How many lines of the records below contain the word "Jong"? Answer with the number alone.

Input material »
....................
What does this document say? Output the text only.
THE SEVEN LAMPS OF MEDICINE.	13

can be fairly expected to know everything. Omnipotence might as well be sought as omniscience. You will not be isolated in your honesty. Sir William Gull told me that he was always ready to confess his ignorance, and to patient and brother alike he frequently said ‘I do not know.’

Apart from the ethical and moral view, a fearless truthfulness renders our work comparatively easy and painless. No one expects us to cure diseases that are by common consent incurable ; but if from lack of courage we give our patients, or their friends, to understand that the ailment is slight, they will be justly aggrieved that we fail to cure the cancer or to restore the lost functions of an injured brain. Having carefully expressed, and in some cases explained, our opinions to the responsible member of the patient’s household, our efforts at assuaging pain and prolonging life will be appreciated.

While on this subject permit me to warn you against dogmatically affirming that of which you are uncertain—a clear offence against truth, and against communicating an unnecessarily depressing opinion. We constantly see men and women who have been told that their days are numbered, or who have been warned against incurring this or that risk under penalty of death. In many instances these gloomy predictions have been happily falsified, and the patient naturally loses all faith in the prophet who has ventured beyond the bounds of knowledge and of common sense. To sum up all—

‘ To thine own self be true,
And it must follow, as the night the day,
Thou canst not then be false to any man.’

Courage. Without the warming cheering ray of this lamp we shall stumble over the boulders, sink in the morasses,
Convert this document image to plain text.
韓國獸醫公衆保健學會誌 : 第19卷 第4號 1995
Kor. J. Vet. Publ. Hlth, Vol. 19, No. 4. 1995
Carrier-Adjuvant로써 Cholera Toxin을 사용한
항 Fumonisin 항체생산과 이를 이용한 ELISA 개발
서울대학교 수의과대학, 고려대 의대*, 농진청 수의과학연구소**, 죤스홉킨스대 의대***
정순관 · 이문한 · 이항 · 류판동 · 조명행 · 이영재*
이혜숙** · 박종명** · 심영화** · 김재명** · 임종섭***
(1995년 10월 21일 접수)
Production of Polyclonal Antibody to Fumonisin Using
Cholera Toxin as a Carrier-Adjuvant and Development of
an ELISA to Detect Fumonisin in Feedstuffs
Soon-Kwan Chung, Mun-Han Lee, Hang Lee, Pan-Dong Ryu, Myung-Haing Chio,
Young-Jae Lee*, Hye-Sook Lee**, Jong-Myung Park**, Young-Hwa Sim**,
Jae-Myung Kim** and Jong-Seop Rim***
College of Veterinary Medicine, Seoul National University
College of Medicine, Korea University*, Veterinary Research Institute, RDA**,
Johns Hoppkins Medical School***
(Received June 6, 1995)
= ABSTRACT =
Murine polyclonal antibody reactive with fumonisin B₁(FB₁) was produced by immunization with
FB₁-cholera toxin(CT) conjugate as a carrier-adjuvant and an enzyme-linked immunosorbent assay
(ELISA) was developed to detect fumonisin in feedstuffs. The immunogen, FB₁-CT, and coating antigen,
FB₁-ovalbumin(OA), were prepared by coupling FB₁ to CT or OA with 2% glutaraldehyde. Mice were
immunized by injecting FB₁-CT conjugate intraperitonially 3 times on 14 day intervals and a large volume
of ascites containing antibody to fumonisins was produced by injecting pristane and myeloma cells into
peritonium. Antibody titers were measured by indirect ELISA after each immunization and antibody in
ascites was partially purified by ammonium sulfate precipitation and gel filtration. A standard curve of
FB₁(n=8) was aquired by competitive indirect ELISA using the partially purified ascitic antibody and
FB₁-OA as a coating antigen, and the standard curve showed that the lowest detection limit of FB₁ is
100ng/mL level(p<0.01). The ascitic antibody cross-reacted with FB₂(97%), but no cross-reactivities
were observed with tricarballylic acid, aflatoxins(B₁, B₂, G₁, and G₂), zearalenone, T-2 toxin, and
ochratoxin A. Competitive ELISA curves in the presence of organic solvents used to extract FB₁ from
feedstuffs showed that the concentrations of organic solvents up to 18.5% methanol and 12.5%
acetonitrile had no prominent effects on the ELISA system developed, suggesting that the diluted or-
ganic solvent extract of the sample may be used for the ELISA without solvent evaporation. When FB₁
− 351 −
....................
Solution for this task »
2